Goal: Tally the lines holding the word "posts" and state the count by itself.

....

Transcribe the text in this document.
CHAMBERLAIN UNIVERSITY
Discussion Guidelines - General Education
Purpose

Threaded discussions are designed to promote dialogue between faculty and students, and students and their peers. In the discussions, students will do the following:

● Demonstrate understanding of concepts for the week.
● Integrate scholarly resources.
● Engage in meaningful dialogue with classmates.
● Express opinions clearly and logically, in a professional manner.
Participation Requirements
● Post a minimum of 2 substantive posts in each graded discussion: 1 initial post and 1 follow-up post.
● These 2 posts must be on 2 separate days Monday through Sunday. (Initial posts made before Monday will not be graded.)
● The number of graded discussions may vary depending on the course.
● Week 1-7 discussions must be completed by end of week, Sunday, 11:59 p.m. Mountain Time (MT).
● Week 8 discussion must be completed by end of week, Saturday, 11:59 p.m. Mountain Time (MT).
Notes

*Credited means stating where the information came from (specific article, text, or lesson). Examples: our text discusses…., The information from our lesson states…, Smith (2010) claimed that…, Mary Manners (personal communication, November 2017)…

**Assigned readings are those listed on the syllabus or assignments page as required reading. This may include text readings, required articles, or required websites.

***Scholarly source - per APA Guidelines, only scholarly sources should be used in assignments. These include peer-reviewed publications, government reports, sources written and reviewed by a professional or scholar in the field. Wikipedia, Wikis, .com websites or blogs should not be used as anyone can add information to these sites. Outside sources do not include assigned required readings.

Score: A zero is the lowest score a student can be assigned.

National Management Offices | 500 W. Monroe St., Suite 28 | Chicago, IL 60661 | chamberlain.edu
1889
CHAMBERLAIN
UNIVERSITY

....

Output below: 2